_Task_
Below is a listing to transcribe in full and exactly; keep the pictures out.
** Start of Records for this task **
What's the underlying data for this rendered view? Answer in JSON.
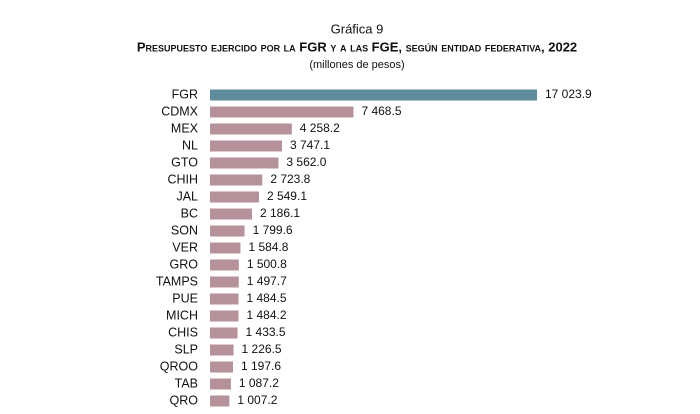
{
  "chart_data": {
    "type": "bar",
    "orientation": "horizontal",
    "title": "Gráfica 9",
    "subtitle": "Presupuesto ejercido por la FGR y a las FGE, según entidad federativa, 2022",
    "unit_note": "(millones de pesos)",
    "categories": [
      "FGR",
      "CDMX",
      "MEX",
      "NL",
      "GTO",
      "CHIH",
      "JAL",
      "BC",
      "SON",
      "VER",
      "GRO",
      "TAMPS",
      "PUE",
      "MICH",
      "CHIS",
      "SLP",
      "QROO",
      "TAB",
      "QRO"
    ],
    "values": [
      17023.9,
      7468.5,
      4258.2,
      3747.1,
      3562.0,
      2723.8,
      2549.1,
      2186.1,
      1799.6,
      1584.8,
      1500.8,
      1497.7,
      1484.5,
      1484.2,
      1433.5,
      1226.5,
      1197.6,
      1087.2,
      1007.2
    ],
    "value_labels": [
      "17 023.9",
      "7 468.5",
      "4 258.2",
      "3 747.1",
      "3 562.0",
      "2 723.8",
      "2 549.1",
      "2 186.1",
      "1 799.6",
      "1 584.8",
      "1 500.8",
      "1 497.7",
      "1 484.5",
      "1 484.2",
      "1 433.5",
      "1 226.5",
      "1 197.6",
      "1 087.2",
      "1 007.2"
    ],
    "colors": [
      "#5e8b9c",
      "#b5919a",
      "#b5919a",
      "#b5919a",
      "#b5919a",
      "#b5919a",
      "#b5919a",
      "#b5919a",
      "#b5919a",
      "#b5919a",
      "#b5919a",
      "#b5919a",
      "#b5919a",
      "#b5919a",
      "#b5919a",
      "#b5919a",
      "#b5919a",
      "#b5919a",
      "#b5919a"
    ]
  }
}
** End of Records for this task **
_Written solution_
What's the underlying data for this rendered view? Answer in JSON.
{
  "chart_data": {
    "type": "bar",
    "orientation": "horizontal",
    "title": "Gráfica 9",
    "subtitle": "Presupuesto ejercido por la FGR y a las FGE, según entidad federativa, 2022",
    "unit_note": "(millones de pesos)",
    "categories": [
      "FGR",
      "CDMX",
      "MEX",
      "NL",
      "GTO",
      "CHIH",
      "JAL",
      "BC",
      "SON",
      "VER",
      "GRO",
      "TAMPS",
      "PUE",
      "MICH",
      "CHIS",
      "SLP",
      "QROO",
      "TAB",
      "QRO"
    ],
    "values": [
      17023.9,
      7468.5,
      4258.2,
      3747.1,
      3562.0,
      2723.8,
      2549.1,
      2186.1,
      1799.6,
      1584.8,
      1500.8,
      1497.7,
      1484.5,
      1484.2,
      1433.5,
      1226.5,
      1197.6,
      1087.2,
      1007.2
    ],
    "value_labels": [
      "17 023.9",
      "7 468.5",
      "4 258.2",
      "3 747.1",
      "3 562.0",
      "2 723.8",
      "2 549.1",
      "2 186.1",
      "1 799.6",
      "1 584.8",
      "1 500.8",
      "1 497.7",
      "1 484.5",
      "1 484.2",
      "1 433.5",
      "1 226.5",
      "1 197.6",
      "1 087.2",
      "1 007.2"
    ],
    "colors": [
      "#5e8b9c",
      "#b5919a",
      "#b5919a",
      "#b5919a",
      "#b5919a",
      "#b5919a",
      "#b5919a",
      "#b5919a",
      "#b5919a",
      "#b5919a",
      "#b5919a",
      "#b5919a",
      "#b5919a",
      "#b5919a",
      "#b5919a",
      "#b5919a",
      "#b5919a",
      "#b5919a",
      "#b5919a"
    ]
  }
}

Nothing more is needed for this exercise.